◆ **Directions for this task**
Wherever a line in the data below holds "heading", copy that line.

◇ ◇ ◇ ◇ ◇

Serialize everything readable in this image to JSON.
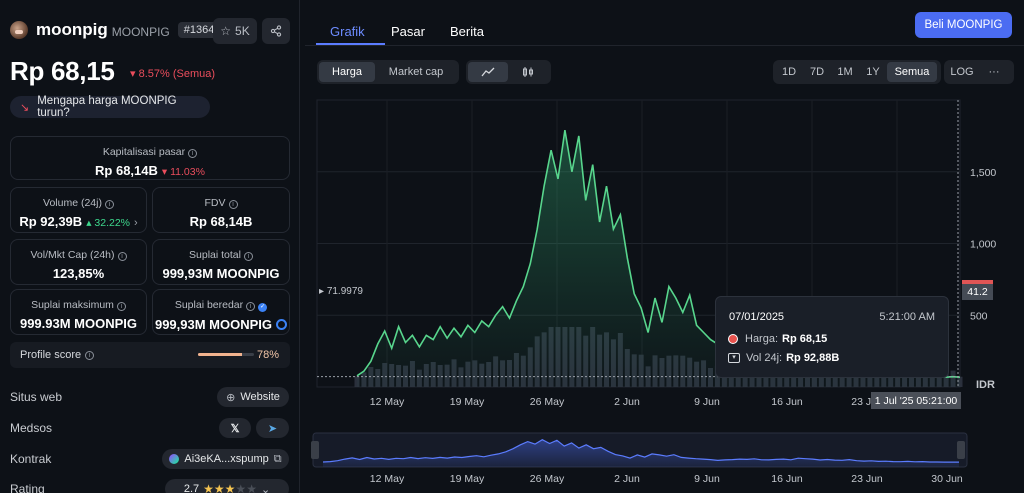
{
  "coin": {
    "name": "moonpig",
    "symbol": "MOONPIG",
    "rank": "#1364",
    "watchlist_count": "5K",
    "price": "Rp 68,15",
    "price_change": "8.57% (Semua)",
    "why_text": "Mengapa harga MOONPIG turun?"
  },
  "stats": {
    "market_cap": {
      "label": "Kapitalisasi pasar",
      "value": "Rp 68,14B",
      "change": "11.03%"
    },
    "volume": {
      "label": "Volume (24j)",
      "value": "Rp 92,39B",
      "change": "32.22%"
    },
    "fdv": {
      "label": "FDV",
      "value": "Rp 68,14B"
    },
    "vol_mkt_cap": {
      "label": "Vol/Mkt Cap (24h)",
      "value": "123,85%"
    },
    "total_supply": {
      "label": "Suplai total",
      "value": "999,93M MOONPIG"
    },
    "max_supply": {
      "label": "Suplai maksimum",
      "value": "999.93M MOONPIG"
    },
    "circulating_supply": {
      "label": "Suplai beredar",
      "value": "999,93M MOONPIG"
    }
  },
  "profile": {
    "label": "Profile score",
    "value": "78%",
    "fraction": 0.78
  },
  "links": {
    "website_label": "Situs web",
    "website_btn": "Website",
    "socials_label": "Medsos",
    "contract_label": "Kontrak",
    "contract_value": "Ai3eKA...xspump",
    "rating_label": "Rating",
    "rating_value": "2.7",
    "rating_stars": 2.7
  },
  "tabs": [
    "Grafik",
    "Pasar",
    "Berita"
  ],
  "buy_label": "Beli MOONPIG",
  "chart_controls": {
    "metric": [
      "Harga",
      "Market cap"
    ],
    "ranges": [
      "1D",
      "7D",
      "1M",
      "1Y",
      "Semua"
    ],
    "log": "LOG",
    "more": "···"
  },
  "chart_data": {
    "type": "line",
    "title": "",
    "xlabel": "",
    "ylabel": "IDR",
    "x_ticks": [
      "12 May",
      "19 May",
      "26 May",
      "2 Jun",
      "9 Jun",
      "16 Jun",
      "23 Jun"
    ],
    "y_ticks": [
      "500",
      "1,000",
      "1,500"
    ],
    "navigator_ticks": [
      "12 May",
      "19 May",
      "26 May",
      "2 Jun",
      "9 Jun",
      "16 Jun",
      "23 Jun",
      "30 Jun"
    ],
    "ylim": [
      0,
      2000
    ],
    "series": [
      {
        "values": [
          78,
          110,
          180,
          300,
          390,
          270,
          420,
          310,
          360,
          280,
          360,
          330,
          420,
          340,
          410,
          350,
          430,
          380,
          460,
          420,
          500,
          560,
          480,
          600,
          700,
          860,
          1100,
          1400,
          1650,
          1450,
          1790,
          1500,
          1750,
          1300,
          1550,
          1150,
          1400,
          1100,
          1200,
          900,
          650,
          550,
          380,
          620,
          450,
          700,
          620,
          520,
          640,
          430,
          380,
          330,
          300,
          260,
          200,
          240,
          260,
          300,
          280,
          320,
          250,
          240,
          280,
          300,
          250,
          370,
          330,
          300,
          230,
          270,
          220,
          210,
          260,
          180,
          150,
          170,
          120,
          140,
          110,
          100,
          120,
          90,
          105,
          80,
          75,
          68,
          72,
          68
        ]
      }
    ],
    "reference_value": "71.9979",
    "last_price_label": "41.2",
    "crosshair_time": "1 Jul '25 05:21:00",
    "tooltip": {
      "date": "07/01/2025",
      "time": "5:21:00 AM",
      "price_label": "Harga:",
      "price_value": "Rp 68,15",
      "vol_label": "Vol 24j:",
      "vol_value": "Rp 92,88B"
    }
  }
}
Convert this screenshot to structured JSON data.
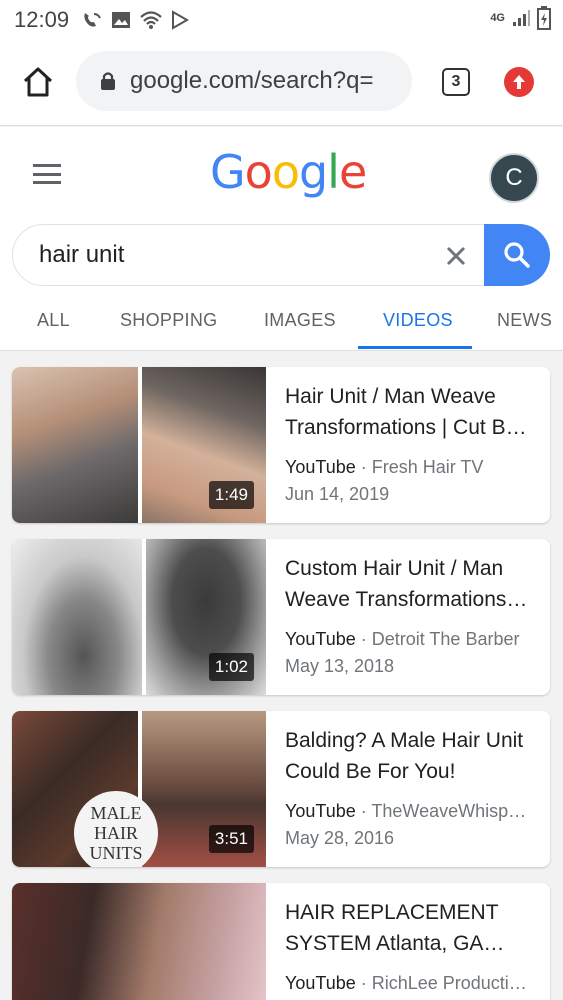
{
  "status_bar": {
    "time": "12:09",
    "network": "4G"
  },
  "browser": {
    "url": "google.com/search?q=",
    "tab_count": "3"
  },
  "google": {
    "logo": [
      "G",
      "o",
      "o",
      "g",
      "l",
      "e"
    ],
    "avatar_letter": "C"
  },
  "search": {
    "query": "hair unit"
  },
  "tabs": [
    {
      "label": "ALL"
    },
    {
      "label": "SHOPPING"
    },
    {
      "label": "IMAGES"
    },
    {
      "label": "VIDEOS",
      "active": true
    },
    {
      "label": "NEWS"
    }
  ],
  "results": [
    {
      "title_l1": "Hair Unit / Man Weave",
      "title_l2": "Transformations | Cut B…",
      "source": "YouTube",
      "channel": "Fresh Hair TV",
      "date": "Jun 14, 2019",
      "duration": "1:49"
    },
    {
      "title_l1": "Custom Hair Unit / Man",
      "title_l2": "Weave Transformations…",
      "source": "YouTube",
      "channel": "Detroit The Barber",
      "date": "May 13, 2018",
      "duration": "1:02"
    },
    {
      "title_l1": "Balding? A Male Hair Unit",
      "title_l2": "Could Be For You!",
      "source": "YouTube",
      "channel": "TheWeaveWhisp…",
      "date": "May 28, 2016",
      "duration": "3:51",
      "thumb_text": [
        "MALE",
        "HAIR",
        "UNITS"
      ]
    },
    {
      "title_l1": "HAIR REPLACEMENT",
      "title_l2": "SYSTEM Atlanta, GA…",
      "source": "YouTube",
      "channel": "RichLee Producti…",
      "date": "",
      "duration": ""
    }
  ],
  "colors": {
    "accent": "#1a73e8",
    "search_button": "#4285f4",
    "update_badge": "#e53935"
  }
}
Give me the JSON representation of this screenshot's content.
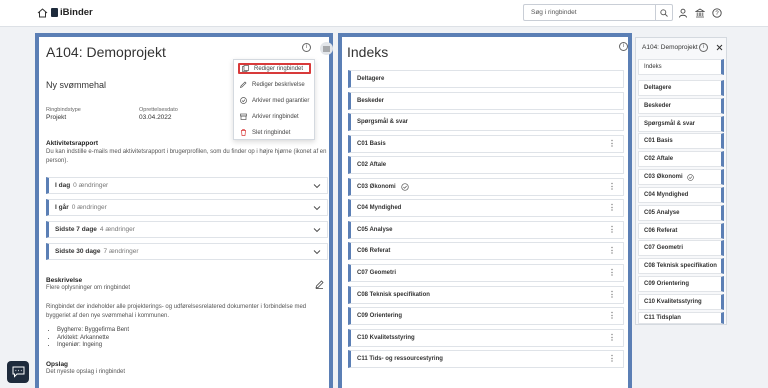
{
  "topbar": {
    "logo_text": "iBinder",
    "search_placeholder": "Søg i ringbindet"
  },
  "left": {
    "title": "A104: Demoprojekt",
    "subtitle": "Ny svømmehal",
    "type_label": "Ringbindstype",
    "type_value": "Projekt",
    "created_label": "Oprettelsesdato",
    "created_value": "03.04.2022",
    "activity_title": "Aktivitetsrapport",
    "activity_text": "Du kan indstille e-mails med aktivitetsrapport i brugerprofilen, som du finder op i højre hjørne (ikonet af en person).",
    "activity": [
      {
        "label": "I dag",
        "count": "0 ændringer"
      },
      {
        "label": "I går",
        "count": "0 ændringer"
      },
      {
        "label": "Sidste 7 dage",
        "count": "4 ændringer"
      },
      {
        "label": "Sidste 30 dage",
        "count": "7 ændringer"
      }
    ],
    "desc_title": "Beskrivelse",
    "desc_sub": "Flere oplysninger om ringbindet",
    "desc_text": "Ringbindet der indeholder alle projekterings- og udførelsesrelatered dokumenter i forbindelse med byggeriet af den nye svømmehal i kommunen.",
    "bullets": [
      "Bygherre: Byggefirma Bent",
      "Arkitekt: Arkannette",
      "Ingeniør: Ingeing"
    ],
    "posts_title": "Opslag",
    "posts_sub": "Det nyeste opslag i ringbindet"
  },
  "dropdown": {
    "items": [
      "Rediger ringbindet",
      "Rediger beskrivelse",
      "Arkiver med garantier",
      "Arkiver ringbindet",
      "Slet ringbindet"
    ]
  },
  "middle": {
    "title": "Indeks",
    "rows": [
      "Deltagere",
      "Beskeder",
      "Spørgsmål & svar",
      "C01 Basis",
      "C02 Aftale",
      "C03 Økonomi",
      "C04 Myndighed",
      "C05 Analyse",
      "C06 Referat",
      "C07 Geometri",
      "C08 Teknisk specifikation",
      "C09 Orientering",
      "C10 Kvalitetsstyring",
      "C11 Tids- og ressourcestyring"
    ]
  },
  "right": {
    "title": "A104: Demoprojekt",
    "items": [
      "Indeks",
      "Deltagere",
      "Beskeder",
      "Spørgsmål & svar",
      "C01 Basis",
      "C02 Aftale",
      "C03 Økonomi",
      "C04 Myndighed",
      "C05 Analyse",
      "C06 Referat",
      "C07 Geometri",
      "C08 Teknisk specifikation",
      "C09 Orientering",
      "C10 Kvalitetsstyring",
      "C11 Tidsplan"
    ]
  },
  "colors": {
    "accent": "#5b7fb5",
    "highlight": "#d83a3a",
    "dark": "#1e2b3c"
  }
}
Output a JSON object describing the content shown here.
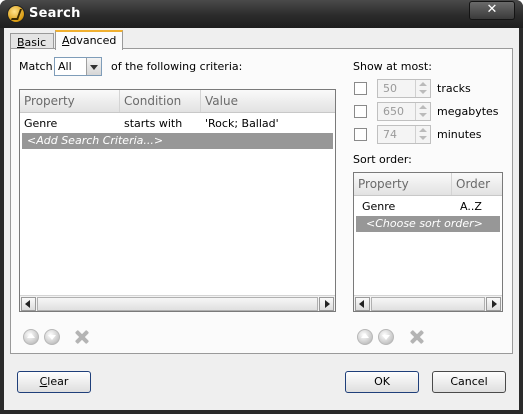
{
  "window": {
    "title": "Search",
    "close_label": "✕"
  },
  "tabs": [
    {
      "label": "Basic",
      "mnemonic": "B",
      "rest": "asic"
    },
    {
      "label": "Advanced",
      "mnemonic": "A",
      "rest": "dvanced"
    }
  ],
  "criteria": {
    "match_label": "Match",
    "match_value": "All",
    "suffix_label": "of the following criteria:",
    "columns": [
      "Property",
      "Condition",
      "Value"
    ],
    "rows": [
      {
        "property": "Genre",
        "condition": "starts with",
        "value": "'Rock; Ballad'"
      }
    ],
    "add_row_label": "<Add Search Criteria...>"
  },
  "limits": {
    "heading": "Show at most:",
    "items": [
      {
        "value": "50",
        "unit": "tracks",
        "checked": false
      },
      {
        "value": "650",
        "unit": "megabytes",
        "checked": false
      },
      {
        "value": "74",
        "unit": "minutes",
        "checked": false
      }
    ]
  },
  "sort": {
    "heading": "Sort order:",
    "columns": [
      "Property",
      "Order"
    ],
    "rows": [
      {
        "property": "Genre",
        "order": "A..Z"
      }
    ],
    "add_row_label": "<Choose sort order>"
  },
  "buttons": {
    "clear": "Clear",
    "clear_mnemonic": "C",
    "clear_rest": "lear",
    "ok": "OK",
    "cancel": "Cancel"
  },
  "icons": {
    "up": "move-up-icon",
    "down": "move-down-icon",
    "delete": "delete-icon"
  }
}
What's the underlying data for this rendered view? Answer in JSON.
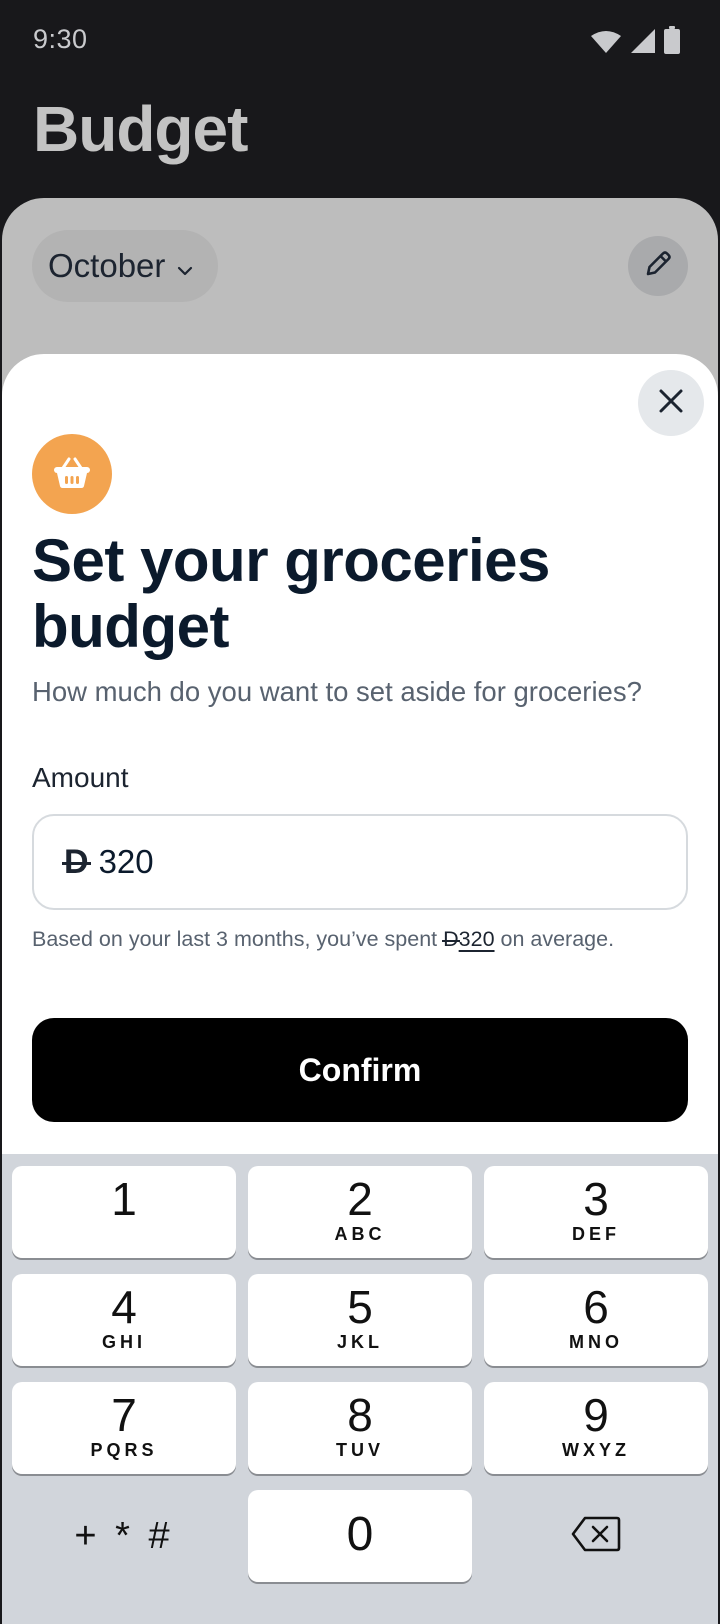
{
  "status_bar": {
    "time": "9:30"
  },
  "header": {
    "title": "Budget"
  },
  "background": {
    "month": "October"
  },
  "sheet": {
    "title": "Set your groceries budget",
    "subtitle": "How much do you want to set aside for groceries?",
    "amount_label": "Amount",
    "currency_symbol": "D",
    "amount_value": "320",
    "hint_prefix": "Based on your last 3 months, you’ve spent ",
    "hint_amount": "320",
    "hint_suffix": " on average.",
    "confirm_label": "Confirm"
  },
  "keypad": {
    "keys": [
      {
        "num": "1",
        "letters": ""
      },
      {
        "num": "2",
        "letters": "ABC"
      },
      {
        "num": "3",
        "letters": "DEF"
      },
      {
        "num": "4",
        "letters": "GHI"
      },
      {
        "num": "5",
        "letters": "JKL"
      },
      {
        "num": "6",
        "letters": "MNO"
      },
      {
        "num": "7",
        "letters": "PQRS"
      },
      {
        "num": "8",
        "letters": "TUV"
      },
      {
        "num": "9",
        "letters": "WXYZ"
      }
    ],
    "symbols": "+ * #",
    "zero": "0"
  },
  "colors": {
    "accent_badge": "#f3a450",
    "confirm_bg": "#000000",
    "title_text": "#0b1a2c"
  },
  "icons": {
    "category": "basket-icon",
    "close": "close-icon",
    "edit": "pencil-icon",
    "backspace": "backspace-icon"
  }
}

◇ ◇ ◇ ◇ ◇

◆ **The solution**
    "heading": "Show at most:",
    "heading": "Sort order:",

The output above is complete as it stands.